Show all lines that include the string "Sector"; copy each one.
┌─ Materials provided
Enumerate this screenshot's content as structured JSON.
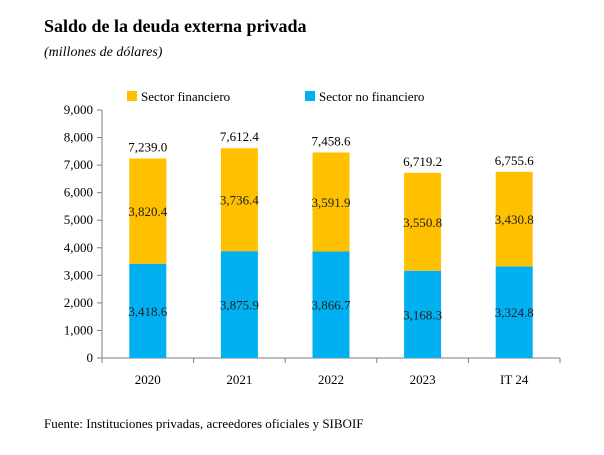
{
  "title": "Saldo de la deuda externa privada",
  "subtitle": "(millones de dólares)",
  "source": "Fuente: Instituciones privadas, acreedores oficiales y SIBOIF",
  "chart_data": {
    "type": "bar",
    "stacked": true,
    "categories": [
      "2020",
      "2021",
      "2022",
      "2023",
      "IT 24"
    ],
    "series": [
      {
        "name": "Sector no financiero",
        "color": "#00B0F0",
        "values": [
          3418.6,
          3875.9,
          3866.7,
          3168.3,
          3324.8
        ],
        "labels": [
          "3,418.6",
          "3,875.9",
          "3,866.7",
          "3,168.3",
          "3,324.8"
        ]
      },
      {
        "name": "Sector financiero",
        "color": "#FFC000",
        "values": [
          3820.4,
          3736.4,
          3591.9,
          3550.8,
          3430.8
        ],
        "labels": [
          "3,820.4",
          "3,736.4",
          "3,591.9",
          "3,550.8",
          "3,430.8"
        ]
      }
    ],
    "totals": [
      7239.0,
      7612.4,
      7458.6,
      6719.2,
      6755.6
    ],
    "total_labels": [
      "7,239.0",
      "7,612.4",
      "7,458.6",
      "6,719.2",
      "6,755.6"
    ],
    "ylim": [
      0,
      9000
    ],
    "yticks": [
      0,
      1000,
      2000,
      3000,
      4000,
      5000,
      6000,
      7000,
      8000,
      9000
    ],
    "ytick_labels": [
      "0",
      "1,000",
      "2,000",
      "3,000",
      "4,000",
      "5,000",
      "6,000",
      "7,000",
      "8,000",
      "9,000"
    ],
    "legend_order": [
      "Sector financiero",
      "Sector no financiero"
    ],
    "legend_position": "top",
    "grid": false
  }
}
└─
* Task result
        "name": "Sector no financiero",
        "name": "Sector financiero",
      "Sector financiero",
      "Sector no financiero"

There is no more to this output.